- _WHAT YOU HAVE TO DO_:
Among the entries, which lines carry the string "EXISTING"? Copy each of them.

'''

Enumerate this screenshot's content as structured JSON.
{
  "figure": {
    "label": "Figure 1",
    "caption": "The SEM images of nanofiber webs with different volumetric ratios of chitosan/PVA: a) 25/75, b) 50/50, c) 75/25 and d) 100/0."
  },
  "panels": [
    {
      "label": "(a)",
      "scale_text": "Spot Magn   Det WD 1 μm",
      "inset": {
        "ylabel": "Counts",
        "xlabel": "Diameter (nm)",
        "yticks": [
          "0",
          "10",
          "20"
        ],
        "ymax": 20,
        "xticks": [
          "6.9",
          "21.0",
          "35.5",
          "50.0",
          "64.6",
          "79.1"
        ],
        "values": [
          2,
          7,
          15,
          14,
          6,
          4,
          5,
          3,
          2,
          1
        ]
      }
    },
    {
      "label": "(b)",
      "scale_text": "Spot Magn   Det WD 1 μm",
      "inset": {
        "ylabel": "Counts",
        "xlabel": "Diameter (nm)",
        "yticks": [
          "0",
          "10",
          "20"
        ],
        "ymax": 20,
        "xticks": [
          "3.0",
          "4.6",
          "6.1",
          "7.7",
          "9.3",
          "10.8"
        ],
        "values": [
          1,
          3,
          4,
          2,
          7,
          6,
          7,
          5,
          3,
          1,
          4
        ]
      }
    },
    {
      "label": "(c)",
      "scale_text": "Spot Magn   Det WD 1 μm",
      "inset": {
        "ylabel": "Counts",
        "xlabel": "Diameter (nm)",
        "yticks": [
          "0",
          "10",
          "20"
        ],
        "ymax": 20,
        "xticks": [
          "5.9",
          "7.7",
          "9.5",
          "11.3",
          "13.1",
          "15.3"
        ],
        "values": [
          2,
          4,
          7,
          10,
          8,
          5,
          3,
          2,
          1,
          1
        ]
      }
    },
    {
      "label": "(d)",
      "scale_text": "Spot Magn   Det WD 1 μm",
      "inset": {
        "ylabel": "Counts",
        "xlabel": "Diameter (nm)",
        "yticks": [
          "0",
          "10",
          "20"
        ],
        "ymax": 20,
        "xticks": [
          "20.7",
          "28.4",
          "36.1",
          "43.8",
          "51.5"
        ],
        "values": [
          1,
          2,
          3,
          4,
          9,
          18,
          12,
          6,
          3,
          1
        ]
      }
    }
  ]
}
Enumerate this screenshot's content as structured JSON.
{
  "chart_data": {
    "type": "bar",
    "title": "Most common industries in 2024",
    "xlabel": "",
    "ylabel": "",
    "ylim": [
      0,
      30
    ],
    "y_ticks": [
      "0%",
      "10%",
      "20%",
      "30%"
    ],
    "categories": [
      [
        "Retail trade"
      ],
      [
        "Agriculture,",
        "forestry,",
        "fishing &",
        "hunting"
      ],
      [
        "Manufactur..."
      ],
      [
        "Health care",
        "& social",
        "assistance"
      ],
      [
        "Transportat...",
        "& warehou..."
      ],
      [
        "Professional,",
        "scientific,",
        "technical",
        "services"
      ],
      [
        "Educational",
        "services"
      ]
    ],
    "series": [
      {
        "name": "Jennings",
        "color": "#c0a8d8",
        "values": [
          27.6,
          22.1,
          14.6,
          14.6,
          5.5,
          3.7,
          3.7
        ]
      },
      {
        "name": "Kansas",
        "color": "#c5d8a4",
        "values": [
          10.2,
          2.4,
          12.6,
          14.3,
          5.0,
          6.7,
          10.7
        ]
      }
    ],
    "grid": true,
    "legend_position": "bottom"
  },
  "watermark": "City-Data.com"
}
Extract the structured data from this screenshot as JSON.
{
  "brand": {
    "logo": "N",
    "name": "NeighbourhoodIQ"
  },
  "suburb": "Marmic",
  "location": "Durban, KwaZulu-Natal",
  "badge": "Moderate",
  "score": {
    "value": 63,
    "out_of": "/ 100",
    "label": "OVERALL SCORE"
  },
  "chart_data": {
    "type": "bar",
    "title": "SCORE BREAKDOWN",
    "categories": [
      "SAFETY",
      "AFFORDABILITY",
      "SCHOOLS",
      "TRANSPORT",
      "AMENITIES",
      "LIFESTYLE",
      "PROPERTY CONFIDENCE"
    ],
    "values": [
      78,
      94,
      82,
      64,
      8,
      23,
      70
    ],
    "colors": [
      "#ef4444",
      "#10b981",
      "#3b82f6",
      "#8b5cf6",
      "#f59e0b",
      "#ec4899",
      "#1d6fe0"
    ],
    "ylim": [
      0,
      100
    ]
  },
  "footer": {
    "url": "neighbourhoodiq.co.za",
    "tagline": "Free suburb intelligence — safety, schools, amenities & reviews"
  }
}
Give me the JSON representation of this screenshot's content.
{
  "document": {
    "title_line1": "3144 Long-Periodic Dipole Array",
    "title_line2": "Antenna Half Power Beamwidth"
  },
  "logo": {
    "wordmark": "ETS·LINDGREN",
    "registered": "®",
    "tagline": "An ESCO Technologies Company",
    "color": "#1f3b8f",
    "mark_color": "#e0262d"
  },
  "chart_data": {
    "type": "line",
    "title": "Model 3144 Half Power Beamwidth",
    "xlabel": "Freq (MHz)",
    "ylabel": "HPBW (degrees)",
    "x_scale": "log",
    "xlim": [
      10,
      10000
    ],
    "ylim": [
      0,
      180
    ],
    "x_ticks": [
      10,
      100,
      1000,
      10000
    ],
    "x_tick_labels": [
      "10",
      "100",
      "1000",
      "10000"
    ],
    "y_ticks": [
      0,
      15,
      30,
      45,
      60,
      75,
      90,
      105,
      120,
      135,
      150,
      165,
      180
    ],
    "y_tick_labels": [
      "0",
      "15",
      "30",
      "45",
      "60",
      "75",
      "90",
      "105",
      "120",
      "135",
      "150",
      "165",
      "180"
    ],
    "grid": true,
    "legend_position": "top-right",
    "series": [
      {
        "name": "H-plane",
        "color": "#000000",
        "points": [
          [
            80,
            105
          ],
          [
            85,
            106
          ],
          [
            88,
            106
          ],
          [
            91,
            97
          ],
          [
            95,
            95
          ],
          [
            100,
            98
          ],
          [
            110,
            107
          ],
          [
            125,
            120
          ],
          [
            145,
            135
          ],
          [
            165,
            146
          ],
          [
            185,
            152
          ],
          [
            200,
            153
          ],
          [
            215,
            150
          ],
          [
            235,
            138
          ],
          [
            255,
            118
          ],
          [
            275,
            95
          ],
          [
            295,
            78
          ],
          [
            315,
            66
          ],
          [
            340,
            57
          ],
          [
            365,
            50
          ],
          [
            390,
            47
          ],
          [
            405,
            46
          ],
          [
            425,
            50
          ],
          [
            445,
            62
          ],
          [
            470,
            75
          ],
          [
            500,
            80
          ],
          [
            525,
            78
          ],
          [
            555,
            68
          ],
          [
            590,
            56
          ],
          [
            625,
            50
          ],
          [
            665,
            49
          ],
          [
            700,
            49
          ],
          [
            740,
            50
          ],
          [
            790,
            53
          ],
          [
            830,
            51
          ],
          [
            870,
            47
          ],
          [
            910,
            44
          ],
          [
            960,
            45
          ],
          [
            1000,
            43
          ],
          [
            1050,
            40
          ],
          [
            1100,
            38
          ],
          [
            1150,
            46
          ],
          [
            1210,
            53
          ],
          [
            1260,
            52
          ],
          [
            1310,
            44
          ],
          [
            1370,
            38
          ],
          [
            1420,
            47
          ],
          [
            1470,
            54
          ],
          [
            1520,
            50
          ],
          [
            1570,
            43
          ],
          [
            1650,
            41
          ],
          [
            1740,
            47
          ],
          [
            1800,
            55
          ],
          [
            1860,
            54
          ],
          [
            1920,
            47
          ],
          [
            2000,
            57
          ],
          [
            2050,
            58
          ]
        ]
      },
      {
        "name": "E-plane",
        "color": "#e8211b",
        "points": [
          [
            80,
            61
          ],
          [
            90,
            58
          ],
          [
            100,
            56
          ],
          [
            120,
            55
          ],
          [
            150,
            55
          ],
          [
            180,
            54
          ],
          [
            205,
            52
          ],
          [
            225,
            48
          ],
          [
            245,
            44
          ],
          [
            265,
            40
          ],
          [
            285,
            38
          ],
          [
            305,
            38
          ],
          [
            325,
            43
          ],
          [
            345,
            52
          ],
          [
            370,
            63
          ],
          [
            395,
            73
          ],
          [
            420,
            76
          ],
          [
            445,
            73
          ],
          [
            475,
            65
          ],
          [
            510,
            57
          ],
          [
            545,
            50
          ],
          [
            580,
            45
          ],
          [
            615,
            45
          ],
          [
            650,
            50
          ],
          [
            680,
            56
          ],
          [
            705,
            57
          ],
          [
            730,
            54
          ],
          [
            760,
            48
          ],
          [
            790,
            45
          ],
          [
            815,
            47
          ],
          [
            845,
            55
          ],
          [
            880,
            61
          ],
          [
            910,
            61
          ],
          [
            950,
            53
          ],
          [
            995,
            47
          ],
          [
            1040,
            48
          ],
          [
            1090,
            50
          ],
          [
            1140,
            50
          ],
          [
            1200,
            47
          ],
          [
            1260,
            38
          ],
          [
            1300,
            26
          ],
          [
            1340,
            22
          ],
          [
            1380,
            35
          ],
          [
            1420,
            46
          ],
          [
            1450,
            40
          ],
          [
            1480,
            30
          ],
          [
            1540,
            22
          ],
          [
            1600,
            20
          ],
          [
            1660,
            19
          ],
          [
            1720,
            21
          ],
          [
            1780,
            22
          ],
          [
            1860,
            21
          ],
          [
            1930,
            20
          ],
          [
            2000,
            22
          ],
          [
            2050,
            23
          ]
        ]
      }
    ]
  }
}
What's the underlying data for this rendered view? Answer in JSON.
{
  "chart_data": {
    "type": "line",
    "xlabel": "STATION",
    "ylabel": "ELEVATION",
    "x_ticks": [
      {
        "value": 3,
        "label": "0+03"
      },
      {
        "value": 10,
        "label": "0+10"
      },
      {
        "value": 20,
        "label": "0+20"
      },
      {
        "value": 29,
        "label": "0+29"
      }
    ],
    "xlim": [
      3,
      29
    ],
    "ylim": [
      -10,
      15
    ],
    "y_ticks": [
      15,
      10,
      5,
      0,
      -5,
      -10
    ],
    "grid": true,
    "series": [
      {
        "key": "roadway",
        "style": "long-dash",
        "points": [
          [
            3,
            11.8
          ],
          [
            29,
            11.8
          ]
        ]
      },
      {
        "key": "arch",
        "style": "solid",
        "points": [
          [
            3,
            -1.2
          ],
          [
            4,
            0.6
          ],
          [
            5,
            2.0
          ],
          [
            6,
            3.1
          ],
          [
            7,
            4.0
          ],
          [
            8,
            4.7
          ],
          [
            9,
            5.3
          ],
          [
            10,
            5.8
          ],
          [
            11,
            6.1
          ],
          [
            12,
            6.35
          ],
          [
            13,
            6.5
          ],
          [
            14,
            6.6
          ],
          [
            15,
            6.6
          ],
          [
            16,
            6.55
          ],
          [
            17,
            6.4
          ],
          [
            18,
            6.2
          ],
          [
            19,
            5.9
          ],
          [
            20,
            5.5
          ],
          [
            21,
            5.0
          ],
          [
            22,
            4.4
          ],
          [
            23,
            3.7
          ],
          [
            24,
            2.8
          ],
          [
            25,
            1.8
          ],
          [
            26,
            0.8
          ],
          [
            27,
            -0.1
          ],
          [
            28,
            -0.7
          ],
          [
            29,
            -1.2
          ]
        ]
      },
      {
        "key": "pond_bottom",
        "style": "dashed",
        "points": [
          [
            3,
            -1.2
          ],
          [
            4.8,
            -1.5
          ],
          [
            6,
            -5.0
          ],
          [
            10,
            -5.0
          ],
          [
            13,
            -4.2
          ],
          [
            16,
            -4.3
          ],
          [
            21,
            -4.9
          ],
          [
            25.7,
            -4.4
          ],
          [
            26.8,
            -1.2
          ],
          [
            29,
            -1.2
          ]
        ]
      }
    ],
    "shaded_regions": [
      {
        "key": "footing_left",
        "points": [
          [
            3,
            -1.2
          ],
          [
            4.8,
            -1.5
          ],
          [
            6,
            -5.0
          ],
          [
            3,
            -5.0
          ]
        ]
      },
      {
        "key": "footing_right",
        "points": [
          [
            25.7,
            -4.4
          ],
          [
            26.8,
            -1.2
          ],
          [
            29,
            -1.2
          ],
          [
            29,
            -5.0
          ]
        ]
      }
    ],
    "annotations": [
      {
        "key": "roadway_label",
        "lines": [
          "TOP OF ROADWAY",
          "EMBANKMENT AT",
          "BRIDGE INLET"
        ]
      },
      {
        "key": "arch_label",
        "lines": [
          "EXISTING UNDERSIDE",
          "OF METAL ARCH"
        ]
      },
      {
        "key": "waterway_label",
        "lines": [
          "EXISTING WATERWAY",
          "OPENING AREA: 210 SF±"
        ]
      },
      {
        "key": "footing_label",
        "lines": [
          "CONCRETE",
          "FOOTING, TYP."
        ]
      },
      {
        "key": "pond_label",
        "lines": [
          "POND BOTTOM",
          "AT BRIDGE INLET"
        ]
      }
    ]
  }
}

'''

- _RESULT BELOW_:
          "EXISTING UNDERSIDE",
          "EXISTING WATERWAY",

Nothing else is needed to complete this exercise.